Draw out every line with the word "Insight" from the listing below.

--- start of Entries provided ---

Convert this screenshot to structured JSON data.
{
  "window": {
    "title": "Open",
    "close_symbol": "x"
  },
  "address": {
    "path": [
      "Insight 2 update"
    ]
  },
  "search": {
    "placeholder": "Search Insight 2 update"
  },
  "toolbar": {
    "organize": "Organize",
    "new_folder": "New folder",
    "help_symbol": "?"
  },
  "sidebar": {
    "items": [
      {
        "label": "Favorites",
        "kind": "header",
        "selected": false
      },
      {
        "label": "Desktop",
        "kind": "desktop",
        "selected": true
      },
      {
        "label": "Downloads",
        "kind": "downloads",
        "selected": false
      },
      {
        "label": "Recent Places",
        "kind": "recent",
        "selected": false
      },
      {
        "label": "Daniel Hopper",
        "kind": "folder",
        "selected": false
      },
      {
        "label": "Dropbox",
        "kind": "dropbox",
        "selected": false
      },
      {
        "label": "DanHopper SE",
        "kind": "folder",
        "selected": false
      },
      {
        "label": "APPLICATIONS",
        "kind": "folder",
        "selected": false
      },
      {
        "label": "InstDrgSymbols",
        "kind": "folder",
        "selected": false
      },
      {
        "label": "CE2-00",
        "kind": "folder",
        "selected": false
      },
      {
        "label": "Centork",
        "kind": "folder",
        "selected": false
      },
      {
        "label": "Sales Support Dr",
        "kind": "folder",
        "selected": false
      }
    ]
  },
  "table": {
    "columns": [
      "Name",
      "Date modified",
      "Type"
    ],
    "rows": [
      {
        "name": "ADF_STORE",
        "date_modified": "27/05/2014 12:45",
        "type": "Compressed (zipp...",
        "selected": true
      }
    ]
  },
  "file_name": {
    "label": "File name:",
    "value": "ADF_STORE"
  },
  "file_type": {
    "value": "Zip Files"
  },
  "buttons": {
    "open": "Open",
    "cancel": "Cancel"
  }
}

--- end of Entries provided ---

- **Task answer**:
      "Insight 2 update"
    "placeholder": "Search Insight 2 update"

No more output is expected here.